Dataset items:
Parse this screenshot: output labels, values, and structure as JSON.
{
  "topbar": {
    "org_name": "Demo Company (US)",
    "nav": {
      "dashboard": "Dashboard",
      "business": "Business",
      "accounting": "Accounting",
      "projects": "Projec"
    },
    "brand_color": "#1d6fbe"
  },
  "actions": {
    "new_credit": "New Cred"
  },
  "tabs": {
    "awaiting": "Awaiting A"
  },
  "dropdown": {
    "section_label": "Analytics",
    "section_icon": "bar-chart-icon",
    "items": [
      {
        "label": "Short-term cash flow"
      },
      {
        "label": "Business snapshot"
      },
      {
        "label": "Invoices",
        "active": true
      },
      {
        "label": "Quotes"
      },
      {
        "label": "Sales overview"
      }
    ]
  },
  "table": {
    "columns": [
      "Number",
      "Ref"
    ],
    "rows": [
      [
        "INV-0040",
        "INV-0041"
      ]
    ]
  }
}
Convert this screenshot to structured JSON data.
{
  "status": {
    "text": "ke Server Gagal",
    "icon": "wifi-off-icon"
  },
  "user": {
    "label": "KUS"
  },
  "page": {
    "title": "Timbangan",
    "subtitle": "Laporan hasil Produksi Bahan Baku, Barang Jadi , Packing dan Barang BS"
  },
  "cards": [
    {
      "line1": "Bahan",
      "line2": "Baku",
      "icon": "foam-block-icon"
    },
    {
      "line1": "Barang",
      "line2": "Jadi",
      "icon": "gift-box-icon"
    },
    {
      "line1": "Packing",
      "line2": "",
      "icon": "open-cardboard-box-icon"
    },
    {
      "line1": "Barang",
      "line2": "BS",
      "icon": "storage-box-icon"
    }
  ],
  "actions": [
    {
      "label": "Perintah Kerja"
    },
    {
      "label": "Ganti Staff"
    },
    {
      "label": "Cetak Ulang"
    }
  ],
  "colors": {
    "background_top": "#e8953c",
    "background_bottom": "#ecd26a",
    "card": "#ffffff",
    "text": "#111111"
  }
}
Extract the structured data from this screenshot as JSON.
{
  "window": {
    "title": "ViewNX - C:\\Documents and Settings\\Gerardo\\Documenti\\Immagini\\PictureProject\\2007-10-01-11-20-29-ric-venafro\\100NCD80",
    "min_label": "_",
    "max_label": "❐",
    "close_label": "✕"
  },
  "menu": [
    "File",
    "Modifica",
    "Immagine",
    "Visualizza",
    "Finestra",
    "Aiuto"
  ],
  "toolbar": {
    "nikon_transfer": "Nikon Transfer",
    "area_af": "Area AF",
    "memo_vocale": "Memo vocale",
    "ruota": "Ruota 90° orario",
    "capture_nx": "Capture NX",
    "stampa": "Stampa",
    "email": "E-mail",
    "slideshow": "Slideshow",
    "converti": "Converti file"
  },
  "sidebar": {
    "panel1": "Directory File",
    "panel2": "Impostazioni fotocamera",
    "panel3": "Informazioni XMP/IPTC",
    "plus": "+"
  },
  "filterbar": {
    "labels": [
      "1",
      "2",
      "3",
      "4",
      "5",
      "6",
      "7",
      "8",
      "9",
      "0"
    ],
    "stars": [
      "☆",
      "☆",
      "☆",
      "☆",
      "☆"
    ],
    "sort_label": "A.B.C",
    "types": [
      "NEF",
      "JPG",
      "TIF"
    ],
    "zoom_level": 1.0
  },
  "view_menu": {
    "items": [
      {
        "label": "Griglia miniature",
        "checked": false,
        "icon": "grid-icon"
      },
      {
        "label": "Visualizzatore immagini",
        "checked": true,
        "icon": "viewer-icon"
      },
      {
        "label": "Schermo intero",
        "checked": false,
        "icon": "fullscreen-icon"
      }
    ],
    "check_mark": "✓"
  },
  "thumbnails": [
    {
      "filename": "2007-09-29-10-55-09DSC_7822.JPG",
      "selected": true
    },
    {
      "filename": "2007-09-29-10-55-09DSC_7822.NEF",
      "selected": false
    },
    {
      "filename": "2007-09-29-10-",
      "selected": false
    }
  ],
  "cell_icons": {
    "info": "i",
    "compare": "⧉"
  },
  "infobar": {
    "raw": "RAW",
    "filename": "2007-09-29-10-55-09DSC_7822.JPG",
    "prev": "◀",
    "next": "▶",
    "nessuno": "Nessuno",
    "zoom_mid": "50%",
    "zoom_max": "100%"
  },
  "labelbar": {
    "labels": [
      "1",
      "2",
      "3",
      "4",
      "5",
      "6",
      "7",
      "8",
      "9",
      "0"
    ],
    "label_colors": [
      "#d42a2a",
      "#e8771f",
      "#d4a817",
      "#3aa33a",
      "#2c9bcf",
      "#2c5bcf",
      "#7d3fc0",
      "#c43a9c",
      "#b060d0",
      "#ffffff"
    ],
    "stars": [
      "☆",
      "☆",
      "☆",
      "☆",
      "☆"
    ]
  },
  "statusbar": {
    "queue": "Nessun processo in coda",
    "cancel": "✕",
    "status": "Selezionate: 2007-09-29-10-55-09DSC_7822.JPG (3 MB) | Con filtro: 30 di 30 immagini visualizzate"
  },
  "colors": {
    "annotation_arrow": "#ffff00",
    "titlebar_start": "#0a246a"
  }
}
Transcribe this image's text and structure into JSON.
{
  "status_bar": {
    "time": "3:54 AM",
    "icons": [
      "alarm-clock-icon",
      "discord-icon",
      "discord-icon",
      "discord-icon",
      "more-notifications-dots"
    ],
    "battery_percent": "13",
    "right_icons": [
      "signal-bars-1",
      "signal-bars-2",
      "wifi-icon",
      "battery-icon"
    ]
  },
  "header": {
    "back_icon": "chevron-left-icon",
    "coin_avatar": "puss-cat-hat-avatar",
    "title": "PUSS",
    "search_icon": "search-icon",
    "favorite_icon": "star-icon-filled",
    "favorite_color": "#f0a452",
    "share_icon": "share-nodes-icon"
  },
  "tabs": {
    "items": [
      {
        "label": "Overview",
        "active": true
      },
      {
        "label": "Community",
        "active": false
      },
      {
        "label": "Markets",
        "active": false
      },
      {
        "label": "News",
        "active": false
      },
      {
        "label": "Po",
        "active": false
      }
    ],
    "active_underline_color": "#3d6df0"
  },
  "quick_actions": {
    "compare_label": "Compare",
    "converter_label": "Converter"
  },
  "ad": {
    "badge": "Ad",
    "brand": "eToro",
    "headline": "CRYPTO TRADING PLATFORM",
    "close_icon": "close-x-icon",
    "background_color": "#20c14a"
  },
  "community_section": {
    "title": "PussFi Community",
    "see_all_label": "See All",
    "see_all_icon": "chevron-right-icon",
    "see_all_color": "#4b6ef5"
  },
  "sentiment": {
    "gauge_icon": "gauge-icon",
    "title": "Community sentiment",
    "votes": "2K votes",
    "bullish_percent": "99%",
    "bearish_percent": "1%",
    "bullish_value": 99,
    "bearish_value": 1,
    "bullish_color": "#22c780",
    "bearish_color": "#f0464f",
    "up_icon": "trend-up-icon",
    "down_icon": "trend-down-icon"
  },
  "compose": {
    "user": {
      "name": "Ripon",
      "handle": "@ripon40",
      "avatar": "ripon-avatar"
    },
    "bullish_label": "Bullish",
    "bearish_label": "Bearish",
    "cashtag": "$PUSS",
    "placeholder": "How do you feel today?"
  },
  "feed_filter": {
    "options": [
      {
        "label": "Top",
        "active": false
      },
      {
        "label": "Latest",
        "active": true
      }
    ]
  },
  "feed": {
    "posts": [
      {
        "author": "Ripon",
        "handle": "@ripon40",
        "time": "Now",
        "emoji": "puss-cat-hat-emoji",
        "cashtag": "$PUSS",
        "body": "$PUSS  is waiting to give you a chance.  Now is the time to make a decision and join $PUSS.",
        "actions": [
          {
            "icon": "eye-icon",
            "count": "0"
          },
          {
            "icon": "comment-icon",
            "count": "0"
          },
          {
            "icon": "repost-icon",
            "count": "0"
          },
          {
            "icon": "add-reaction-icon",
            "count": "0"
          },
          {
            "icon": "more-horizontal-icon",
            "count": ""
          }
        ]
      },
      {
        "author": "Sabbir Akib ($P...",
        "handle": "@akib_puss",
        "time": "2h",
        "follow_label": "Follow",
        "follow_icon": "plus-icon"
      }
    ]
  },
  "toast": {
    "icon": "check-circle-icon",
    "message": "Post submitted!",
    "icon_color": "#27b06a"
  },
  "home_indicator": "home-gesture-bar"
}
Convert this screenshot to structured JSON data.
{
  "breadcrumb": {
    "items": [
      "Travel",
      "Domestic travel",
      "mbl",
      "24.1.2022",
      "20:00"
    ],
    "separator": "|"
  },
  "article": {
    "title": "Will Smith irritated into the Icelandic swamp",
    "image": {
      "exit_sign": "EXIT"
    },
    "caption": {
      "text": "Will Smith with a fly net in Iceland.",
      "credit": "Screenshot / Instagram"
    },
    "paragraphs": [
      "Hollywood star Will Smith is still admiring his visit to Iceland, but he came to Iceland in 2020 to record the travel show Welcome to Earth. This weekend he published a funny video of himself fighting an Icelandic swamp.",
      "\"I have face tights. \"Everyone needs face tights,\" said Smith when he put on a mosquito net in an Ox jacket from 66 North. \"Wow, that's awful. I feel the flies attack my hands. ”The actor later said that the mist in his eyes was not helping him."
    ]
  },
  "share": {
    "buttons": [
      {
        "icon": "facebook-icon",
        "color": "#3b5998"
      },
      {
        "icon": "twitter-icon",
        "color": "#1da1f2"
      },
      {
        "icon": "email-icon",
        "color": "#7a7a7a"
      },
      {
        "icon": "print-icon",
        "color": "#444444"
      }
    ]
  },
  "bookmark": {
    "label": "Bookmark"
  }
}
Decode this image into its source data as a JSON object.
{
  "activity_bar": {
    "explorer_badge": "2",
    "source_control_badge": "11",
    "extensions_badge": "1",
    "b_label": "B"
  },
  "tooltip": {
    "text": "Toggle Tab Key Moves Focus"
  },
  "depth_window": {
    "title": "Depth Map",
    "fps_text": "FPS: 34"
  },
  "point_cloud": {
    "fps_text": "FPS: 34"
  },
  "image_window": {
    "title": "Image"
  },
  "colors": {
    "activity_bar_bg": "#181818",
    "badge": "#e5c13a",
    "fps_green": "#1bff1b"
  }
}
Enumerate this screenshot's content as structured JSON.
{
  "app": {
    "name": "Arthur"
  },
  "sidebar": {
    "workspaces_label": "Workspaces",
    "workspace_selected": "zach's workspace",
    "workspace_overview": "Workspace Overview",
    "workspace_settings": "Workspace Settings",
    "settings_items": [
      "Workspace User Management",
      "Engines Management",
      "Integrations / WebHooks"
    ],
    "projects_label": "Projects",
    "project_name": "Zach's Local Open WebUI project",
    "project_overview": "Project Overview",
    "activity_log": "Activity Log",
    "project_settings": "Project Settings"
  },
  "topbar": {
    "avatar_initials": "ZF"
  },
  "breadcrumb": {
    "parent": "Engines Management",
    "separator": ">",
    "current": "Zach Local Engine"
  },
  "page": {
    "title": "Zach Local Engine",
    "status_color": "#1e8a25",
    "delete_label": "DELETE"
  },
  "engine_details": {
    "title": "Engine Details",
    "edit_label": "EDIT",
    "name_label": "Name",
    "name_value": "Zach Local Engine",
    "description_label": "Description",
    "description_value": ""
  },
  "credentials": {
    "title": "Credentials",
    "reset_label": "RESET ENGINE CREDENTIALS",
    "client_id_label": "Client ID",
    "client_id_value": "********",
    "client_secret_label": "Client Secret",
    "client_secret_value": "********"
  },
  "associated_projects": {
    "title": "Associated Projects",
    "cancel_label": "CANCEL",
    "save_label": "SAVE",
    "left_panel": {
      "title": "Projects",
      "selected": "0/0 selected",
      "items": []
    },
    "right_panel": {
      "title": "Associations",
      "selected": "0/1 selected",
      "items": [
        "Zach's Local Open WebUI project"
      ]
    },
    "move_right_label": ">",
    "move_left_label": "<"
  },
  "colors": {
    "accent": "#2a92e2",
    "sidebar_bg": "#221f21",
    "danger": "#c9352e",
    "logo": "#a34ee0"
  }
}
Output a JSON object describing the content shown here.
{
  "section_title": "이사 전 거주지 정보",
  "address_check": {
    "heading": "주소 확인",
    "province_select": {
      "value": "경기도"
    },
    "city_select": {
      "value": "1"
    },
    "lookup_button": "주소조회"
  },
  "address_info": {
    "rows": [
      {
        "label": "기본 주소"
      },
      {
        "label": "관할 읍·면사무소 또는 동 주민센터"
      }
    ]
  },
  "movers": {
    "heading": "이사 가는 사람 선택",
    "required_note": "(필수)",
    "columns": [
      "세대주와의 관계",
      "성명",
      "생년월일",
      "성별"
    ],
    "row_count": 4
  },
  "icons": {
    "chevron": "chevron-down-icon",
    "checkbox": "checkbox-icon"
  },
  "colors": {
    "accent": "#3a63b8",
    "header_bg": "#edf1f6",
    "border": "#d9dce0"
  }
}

WHAT NEEDS TO BE DONE » Repeat only the stretch of lines that opens with the line containing "Output a JSON" and closes with the final line of the entries, both included, exactly as written.

RESPONSE FOR THIS EXERCISE »
Output a JSON object describing the content shown here.
{
  "section_title": "이사 전 거주지 정보",
  "address_check": {
    "heading": "주소 확인",
    "province_select": {
      "value": "경기도"
    },
    "city_select": {
      "value": "1"
    },
    "lookup_button": "주소조회"
  },
  "address_info": {
    "rows": [
      {
        "label": "기본 주소"
      },
      {
        "label": "관할 읍·면사무소 또는 동 주민센터"
      }
    ]
  },
  "movers": {
    "heading": "이사 가는 사람 선택",
    "required_note": "(필수)",
    "columns": [
      "세대주와의 관계",
      "성명",
      "생년월일",
      "성별"
    ],
    "row_count": 4
  },
  "icons": {
    "chevron": "chevron-down-icon",
    "checkbox": "checkbox-icon"
  },
  "colors": {
    "accent": "#3a63b8",
    "header_bg": "#edf1f6",
    "border": "#d9dce0"
  }
}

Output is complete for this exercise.